**TRECHO DO TEXTO:**
* * *
Para exemplificar e fundamentar esta tese, Horkheimer e Adorno (1985, p. 45) recorrem ao mito, especificamente à Odisseia, de Homero. O poema que canta o difícil retorno de Ulisses (ou Odisseu) de Tróia para Ítaca, na Grécia. Na viagem, ele se depara com diversos obstáculos colocados propositalmente para impedir seu regresso. No Palácio de Circe, Ulisses demora um ano inteiro vivendo de delícias e esquece-se da casa e de Penélope, sua esposa. Num dado momento, ao comer “o lótus mais doce que o mel”, Ulisses se esquece até de narrar os fatos. O “esquecimento” através de falsos prazeres e distrações também é descrito na alegoria do “canto das sereias”, retomado magistralmente por Adorno. “Alertas e concentrados, os trabalhadores tem que olhar para frente e esquecer o que foi posto de lado. A tendência que impele à distração (Ablenkung), eles têm que se encarniçar em sublimá-la num esforço suplementar”. De certa forma os remadores (trabalhadores) são compelidos a distraírem-se, a conformarem-se com o olhar apenas para frente, numa única direção.
Distração e entretenimento são problemas também inseridos no cenário da educação, diretamente relacionados ao conceito de pseudoformação. Sobre este termo, os autores preferem a tradução do termo alemão halbbildung, utilizado por Adorno em Teoria da semicultura, por “pseudoformação”, e não como habitualmente “semiformação”.  Mas advertem que “não se trata, na crítica à pseudoformação, de evocar o ressurgimento da formação clássica”, pois “hoje adiantaria pouco ensinar o que era ministrado para alunos de então, pois, a pseudoformação, ditada também pela indústria cultural, altera os sentidos humanos e não somente a consciência” (p. 39).
A falsa formação refere-se a dispersão com que as atuais máquinas distraem os sujeitos, o tempo todo e repetidamente. Computador, celular, mídias nas quais diversas possibilidades de comunicação e de entretenimento mesclam-se ao conhecimento. A concentração e disciplina são constantemente testadas frente aos impulsos da publicidade, imagens embelezadoras da ideologia, nas quais celebridades e modelos competem com um ensino sistematizado. A memória também é testada nesse cenário cultural, os conteúdos que requerem maior internalização como poesias, literatura, matemática, elementos químicos da tabela periódica, etc., são constantemente dispensados, dado à possibilidade de consulta instantânea em qualquer mídia on-line.
Um estudo da Kayser Family Fundation afirma que jovens de oito a dezoito anos gastam agora mais de sete horas e meia por dia com smartphones, televisores e outros instrumentos eletrônicos, em comparação com as menos de seis horas e meia de cinco anos atrás. Quando se acrescenta o tempo adicional em que os jovens passam postando textos, falando em seus celulares ou realizando múltiplas tarefas, tais como ver TV enquanto atualizam o Facebook, o número sobe para um total de onze horas de conteúdo de mídia por dia. (BAUMAN, 2013, p. 53).
* * *
**ITENS:**
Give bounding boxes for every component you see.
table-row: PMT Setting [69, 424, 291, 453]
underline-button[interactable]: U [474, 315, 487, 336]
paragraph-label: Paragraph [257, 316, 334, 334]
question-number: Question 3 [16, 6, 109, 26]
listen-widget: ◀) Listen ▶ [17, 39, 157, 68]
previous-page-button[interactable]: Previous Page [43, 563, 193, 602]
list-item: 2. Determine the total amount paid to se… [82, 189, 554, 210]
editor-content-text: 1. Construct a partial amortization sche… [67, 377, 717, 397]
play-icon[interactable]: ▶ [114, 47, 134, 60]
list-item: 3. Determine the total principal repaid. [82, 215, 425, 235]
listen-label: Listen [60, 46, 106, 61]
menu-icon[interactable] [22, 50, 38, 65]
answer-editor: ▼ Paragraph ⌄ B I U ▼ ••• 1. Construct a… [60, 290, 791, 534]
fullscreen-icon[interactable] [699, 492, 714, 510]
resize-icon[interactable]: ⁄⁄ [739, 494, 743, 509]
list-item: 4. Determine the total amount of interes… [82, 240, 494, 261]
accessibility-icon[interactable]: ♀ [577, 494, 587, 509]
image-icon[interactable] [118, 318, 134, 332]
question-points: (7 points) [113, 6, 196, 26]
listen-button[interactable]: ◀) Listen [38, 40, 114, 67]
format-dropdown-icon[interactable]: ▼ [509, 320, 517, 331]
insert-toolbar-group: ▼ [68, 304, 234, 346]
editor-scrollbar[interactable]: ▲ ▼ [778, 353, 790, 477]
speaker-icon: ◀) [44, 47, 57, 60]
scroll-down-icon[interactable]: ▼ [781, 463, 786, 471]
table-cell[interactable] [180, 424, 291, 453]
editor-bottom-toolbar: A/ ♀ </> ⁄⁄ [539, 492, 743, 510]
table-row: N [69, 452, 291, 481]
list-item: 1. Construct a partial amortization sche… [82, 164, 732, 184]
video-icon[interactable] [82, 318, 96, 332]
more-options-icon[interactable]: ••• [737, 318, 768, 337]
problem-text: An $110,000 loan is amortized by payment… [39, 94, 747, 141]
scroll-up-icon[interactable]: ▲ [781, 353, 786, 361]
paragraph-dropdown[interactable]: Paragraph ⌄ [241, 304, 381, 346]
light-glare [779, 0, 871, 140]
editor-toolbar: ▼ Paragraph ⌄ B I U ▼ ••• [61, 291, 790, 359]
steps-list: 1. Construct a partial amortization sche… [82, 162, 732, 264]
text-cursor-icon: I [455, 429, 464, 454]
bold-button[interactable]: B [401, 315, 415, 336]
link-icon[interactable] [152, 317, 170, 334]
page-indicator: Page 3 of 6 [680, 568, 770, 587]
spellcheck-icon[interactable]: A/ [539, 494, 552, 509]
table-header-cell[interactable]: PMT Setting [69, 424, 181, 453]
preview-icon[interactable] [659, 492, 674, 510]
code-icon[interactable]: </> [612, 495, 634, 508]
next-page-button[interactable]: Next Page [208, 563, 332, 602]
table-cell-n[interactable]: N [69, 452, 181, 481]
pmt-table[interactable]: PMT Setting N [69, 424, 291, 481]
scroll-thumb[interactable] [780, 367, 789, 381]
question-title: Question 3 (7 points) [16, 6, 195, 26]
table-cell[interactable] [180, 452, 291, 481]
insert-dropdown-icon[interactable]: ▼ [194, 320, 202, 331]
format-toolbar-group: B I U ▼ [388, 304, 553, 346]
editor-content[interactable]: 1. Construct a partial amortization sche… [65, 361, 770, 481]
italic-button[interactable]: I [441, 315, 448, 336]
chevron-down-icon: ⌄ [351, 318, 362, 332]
* * *
**LISTA DE TAREFAS:**
• A. Segundo o trecho, por que hoje adiantaria pouco ensinar o que era ministrado aos alunos de então? Responda em até três frases.
• B. Reproduza fielmente a passagem do trecho que começa em "A falsa formação" e vai até "qualquer mídia on-line.", inclusive.

**TAREFAS RESOLVIDAS:**
• A. Porque a pseudoformação, ditada também pela indústria cultural, altera os sentidos humanos, e não somente a consciência.

• B.
A falsa formação refere-se a dispersão com que as atuais máquinas distraem os sujeitos, o tempo todo e repetidamente. Computador, celular, mídias nas quais diversas possibilidades de comunicação e de entretenimento mesclam-se ao conhecimento. A concentração e disciplina são constantemente testadas frente aos impulsos da publicidade, imagens embelezadoras da ideologia, nas quais celebridades e modelos competem com um ensino sistematizado. A memória também é testada nesse cenário cultural, os conteúdos que requerem maior internalização como poesias, literatura, matemática, elementos químicos da tabela periódica, etc., são constantemente dispensados, dado à possibilidade de consulta instantânea em qualquer mídia on-line.